Selected text:
CASE STUDY / EF Impact report
EF was Doing well by doing good, but they weren’t telling the story of their impact effectively. it was time for a change.
When I took on the opportunity to create a global solution to share EF’s stories, EF had already made decades of impact on millions of people’s lives around the world. Whether through language learning, cultural exchange, educational travel, or experiential education, there were few for-profit companies that could rival EF’s positive contribution in the world. The problem was, nobody was telling that story. Like ephemeral moments, the stories of impact were largely lost. I saw that across all businesses at EF, there was a need for proof of impact, and most of all, pride. That’s how EF’s first-ever EF Impact Report was born.
THE APPROACH
Uncovering the impact of EF
The brief was simple—I wanted to find and tell the stories that made customers and team members proud of EF. The process started from zero. There was no platform to tell stories, no system to collect them, and no way to express what the collective impact of EF was.
I started where I always start, with questions. This was during the pandemic, and everyone was working from home. It was the perfect time to do in-depth interviews with people across time zones. I approached building understanding and momentum for the project through conversations.
After collecting about 100 hours of content getting to the root of what made people proud of EF, the real trick was pulling it all together into something that people around the world of EF could connect with.

Extracted information:
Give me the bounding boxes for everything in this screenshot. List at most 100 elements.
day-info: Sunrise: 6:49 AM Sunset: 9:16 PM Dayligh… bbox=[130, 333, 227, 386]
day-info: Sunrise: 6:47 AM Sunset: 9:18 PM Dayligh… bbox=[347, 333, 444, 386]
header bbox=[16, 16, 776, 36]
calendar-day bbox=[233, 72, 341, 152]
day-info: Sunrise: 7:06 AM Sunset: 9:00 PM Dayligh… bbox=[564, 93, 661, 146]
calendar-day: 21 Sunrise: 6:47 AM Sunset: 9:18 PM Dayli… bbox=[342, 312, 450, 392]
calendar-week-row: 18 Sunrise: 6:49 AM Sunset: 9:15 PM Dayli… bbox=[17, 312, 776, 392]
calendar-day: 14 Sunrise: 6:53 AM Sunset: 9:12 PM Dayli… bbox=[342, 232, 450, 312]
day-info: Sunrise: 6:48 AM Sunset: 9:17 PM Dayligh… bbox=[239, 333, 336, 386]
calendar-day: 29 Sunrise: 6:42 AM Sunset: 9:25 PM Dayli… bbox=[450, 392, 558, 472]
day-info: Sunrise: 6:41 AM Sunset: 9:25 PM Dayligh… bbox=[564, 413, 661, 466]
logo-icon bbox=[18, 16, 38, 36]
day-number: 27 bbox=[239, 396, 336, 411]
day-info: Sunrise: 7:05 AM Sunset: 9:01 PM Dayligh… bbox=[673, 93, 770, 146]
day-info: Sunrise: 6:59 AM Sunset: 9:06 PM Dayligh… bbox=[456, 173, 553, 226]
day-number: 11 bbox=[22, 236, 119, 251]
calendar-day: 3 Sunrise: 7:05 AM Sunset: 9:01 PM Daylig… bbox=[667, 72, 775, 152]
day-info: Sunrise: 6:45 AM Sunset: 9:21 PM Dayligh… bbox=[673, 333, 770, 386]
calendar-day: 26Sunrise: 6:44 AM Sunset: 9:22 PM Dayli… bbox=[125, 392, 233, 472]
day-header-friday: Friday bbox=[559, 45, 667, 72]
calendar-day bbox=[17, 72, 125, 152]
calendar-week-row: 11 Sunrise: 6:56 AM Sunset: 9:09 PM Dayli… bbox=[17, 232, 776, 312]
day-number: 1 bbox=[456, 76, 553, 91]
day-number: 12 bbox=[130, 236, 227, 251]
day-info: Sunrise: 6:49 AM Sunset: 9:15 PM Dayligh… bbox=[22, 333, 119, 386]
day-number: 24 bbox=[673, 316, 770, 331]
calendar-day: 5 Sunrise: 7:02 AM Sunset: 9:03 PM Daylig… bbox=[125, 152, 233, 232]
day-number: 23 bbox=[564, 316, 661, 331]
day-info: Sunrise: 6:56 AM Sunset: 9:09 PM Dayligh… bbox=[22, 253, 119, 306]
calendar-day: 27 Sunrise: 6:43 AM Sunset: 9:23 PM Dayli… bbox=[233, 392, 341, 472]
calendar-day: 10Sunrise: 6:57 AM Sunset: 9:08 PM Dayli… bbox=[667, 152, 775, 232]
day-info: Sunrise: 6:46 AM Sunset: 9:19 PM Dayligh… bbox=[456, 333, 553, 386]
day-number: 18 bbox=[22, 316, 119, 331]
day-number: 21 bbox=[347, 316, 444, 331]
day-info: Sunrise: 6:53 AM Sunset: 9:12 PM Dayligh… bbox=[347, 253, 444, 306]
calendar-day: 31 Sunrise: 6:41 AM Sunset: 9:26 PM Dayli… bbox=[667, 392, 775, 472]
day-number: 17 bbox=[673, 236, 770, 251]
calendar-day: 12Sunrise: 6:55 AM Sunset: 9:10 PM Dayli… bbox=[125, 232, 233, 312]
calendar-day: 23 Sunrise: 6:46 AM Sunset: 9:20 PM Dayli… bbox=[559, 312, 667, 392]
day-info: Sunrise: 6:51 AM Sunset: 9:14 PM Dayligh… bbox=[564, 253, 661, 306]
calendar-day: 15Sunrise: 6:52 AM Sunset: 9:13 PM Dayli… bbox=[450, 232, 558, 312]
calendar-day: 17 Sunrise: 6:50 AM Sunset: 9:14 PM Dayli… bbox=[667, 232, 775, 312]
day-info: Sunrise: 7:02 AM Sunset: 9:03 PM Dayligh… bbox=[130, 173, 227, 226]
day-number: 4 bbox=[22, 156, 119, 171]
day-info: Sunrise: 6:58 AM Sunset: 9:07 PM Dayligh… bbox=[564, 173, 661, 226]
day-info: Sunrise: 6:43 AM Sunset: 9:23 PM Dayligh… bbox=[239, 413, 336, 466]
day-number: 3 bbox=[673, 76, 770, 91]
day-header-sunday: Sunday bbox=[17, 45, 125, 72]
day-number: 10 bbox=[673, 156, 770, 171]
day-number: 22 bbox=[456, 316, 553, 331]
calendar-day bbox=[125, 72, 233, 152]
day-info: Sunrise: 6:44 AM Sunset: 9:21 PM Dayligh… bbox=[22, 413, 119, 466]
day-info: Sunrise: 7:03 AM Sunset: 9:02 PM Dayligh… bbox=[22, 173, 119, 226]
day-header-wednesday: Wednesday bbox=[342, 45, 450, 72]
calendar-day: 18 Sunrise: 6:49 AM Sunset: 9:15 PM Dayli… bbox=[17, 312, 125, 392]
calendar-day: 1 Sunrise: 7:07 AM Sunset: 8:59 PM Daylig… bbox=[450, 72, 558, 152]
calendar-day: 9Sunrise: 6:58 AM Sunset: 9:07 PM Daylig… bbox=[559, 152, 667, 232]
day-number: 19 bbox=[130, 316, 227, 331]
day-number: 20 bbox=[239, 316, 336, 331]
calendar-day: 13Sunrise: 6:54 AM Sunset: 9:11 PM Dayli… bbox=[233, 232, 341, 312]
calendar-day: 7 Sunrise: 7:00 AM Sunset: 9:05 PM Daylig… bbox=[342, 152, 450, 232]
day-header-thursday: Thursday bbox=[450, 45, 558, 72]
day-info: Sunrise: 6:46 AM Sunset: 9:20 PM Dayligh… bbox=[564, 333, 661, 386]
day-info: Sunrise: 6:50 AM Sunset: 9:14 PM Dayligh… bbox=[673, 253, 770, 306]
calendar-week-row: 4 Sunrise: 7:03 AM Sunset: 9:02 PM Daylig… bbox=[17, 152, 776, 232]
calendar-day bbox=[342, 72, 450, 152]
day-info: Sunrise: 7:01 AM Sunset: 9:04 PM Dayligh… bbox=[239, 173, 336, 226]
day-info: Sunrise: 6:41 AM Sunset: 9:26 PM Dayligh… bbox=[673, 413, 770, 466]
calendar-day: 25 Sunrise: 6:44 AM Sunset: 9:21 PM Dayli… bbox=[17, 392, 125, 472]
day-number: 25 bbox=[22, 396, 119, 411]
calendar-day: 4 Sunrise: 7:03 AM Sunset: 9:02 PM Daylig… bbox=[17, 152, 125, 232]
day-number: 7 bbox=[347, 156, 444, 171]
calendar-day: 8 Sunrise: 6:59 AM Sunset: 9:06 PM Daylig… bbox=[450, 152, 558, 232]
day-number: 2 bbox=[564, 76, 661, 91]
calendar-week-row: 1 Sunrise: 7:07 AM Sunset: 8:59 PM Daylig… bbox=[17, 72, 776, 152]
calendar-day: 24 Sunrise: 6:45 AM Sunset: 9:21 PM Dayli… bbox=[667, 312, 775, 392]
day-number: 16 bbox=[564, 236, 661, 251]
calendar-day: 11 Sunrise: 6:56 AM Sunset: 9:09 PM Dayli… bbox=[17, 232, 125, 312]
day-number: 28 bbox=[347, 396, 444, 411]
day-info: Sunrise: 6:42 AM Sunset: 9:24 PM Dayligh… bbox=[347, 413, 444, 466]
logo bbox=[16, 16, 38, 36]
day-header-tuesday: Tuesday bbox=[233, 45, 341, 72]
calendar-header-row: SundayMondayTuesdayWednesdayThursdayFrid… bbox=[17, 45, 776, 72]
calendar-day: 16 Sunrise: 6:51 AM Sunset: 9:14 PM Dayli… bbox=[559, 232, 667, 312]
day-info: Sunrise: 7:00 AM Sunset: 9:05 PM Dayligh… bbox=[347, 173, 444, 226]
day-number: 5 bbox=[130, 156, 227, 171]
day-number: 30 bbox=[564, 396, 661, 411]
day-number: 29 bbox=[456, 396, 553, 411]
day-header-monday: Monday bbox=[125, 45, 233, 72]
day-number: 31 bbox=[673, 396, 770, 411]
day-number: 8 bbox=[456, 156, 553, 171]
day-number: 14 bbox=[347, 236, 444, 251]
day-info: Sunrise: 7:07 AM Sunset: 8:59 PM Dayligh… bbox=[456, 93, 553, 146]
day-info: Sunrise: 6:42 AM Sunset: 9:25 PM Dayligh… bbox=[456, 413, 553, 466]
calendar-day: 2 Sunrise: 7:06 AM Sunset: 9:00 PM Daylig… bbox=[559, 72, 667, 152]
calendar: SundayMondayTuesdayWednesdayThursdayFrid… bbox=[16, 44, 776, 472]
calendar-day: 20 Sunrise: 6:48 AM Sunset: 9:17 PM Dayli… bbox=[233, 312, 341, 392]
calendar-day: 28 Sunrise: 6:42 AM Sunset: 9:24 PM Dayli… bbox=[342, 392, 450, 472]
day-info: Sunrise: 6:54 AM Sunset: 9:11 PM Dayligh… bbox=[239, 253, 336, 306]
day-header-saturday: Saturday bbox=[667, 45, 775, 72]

Exercises:
1. Echo the EF Impact Report text from "I started where" up to and including "project through conversations.".
2. Pick up the EF Impact Report text where it stops and keep it going.
The rows come from a separate source and have no connection to the EF Impact Report text.

Set of answers:
1.
I started where I always start, with questions. This was during the pandemic, and everyone was working from home. It was the perfect time to do in-depth interviews with people across time zones. I approached building understanding and momentum for the project through conversations.

2.
THE PROCESS
doing the work
The pandemic had many downsides, but one upside was that I had an incredible team of storytellers who had the time to focus on one mission—help me figure out how to tell the story of EF’s impact. From far and wide we hunted down information, collected assets, and debated the best way to put it all together. We were a team of writers, marketers, designers, product owners, and videographers, but we worked as collaborators who supported one another to create something we could all be immensely proud of.
One of the biggest challenges was putting everything together in a way that businesses across EF could leverage. Some EF businesses sold travel products directly to customers, some worked with educators and schools, and some partnered with governments and Fortune 500 corporations. Whatever we created needed to work for all of them.

THE WORK
highlighting a world of impact
I felt strongly what EF needed was an anchor piece that conveyed authority and credibility. That’s why the end result, a 65-page report, had such heft and depth. I knew not everyone would (or would need to) read the whole thing to get the point. But the fact that it existed gave weight to the ecosystem of channels and assets around it. From doing a roadshow to present the report to business teams across EF, to social assets, to blog posts, to videos, the universe of the EF Impact Report couldn’t have existed without the core authoritative piece at it’s heart.
The Team // Amy Van Aarle, Jennie Jouvenaar, Jim Williams, Brooke Parker, Hamo Field, Jeff Sias







THE SHIFT
from Passing Moments to pride
At a moment when the pandemic rocked EF, just like it rocked the world, the EF Impact Report gave team members around the world confidence and pride. Confidence we had the gravitas and legacy to get through the pandemic, and pride that the transformative impact of EF was worth fighting for.
We heard it over and over—people felt proud that the company took the impact of EF seriously. It positively affected how they felt about their daily work, their contributions to EF’s mission, and their confidence about telling the story of EF to others.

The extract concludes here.